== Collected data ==
- - - - - - -
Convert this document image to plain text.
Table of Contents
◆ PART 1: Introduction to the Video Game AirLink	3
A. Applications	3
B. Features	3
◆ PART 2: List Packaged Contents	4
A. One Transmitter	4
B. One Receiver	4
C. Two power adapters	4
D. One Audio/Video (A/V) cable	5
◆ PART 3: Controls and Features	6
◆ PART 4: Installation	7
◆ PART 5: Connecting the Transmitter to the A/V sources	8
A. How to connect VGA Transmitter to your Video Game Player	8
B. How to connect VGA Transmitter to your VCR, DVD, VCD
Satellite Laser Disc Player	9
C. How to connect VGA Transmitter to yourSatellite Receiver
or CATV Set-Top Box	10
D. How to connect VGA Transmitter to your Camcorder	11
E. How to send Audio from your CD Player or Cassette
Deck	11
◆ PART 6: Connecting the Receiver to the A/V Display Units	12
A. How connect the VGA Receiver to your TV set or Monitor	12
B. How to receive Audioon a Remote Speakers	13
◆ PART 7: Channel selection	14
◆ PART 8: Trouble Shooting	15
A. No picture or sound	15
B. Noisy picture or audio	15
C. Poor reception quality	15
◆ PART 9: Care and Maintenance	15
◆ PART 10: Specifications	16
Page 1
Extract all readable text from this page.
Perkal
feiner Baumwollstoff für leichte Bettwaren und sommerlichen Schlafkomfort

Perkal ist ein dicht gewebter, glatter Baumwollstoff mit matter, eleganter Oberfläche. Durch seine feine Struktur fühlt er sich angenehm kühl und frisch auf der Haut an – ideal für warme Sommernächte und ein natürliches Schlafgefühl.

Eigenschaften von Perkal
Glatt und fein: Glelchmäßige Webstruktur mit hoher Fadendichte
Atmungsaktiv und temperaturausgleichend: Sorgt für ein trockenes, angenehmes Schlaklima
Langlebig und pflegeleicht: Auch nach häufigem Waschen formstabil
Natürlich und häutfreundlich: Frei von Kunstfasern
- - - - - - -
== Given problem ==
All lines from the one containing "Extract all readable text from this page." through the final line of the listing above are to be reproduced exactly; include both and add nothing.

== Output of the exercise ==
Extract all readable text from this page.
Perkal
feiner Baumwollstoff für leichte Bettwaren und sommerlichen Schlafkomfort

Perkal ist ein dicht gewebter, glatter Baumwollstoff mit matter, eleganter Oberfläche. Durch seine feine Struktur fühlt er sich angenehm kühl und frisch auf der Haut an – ideal für warme Sommernächte und ein natürliches Schlafgefühl.

Eigenschaften von Perkal
Glatt und fein: Glelchmäßige Webstruktur mit hoher Fadendichte
Atmungsaktiv und temperaturausgleichend: Sorgt für ein trockenes, angenehmes Schlaklima
Langlebig und pflegeleicht: Auch nach häufigem Waschen formstabil
Natürlich und häutfreundlich: Frei von Kunstfasern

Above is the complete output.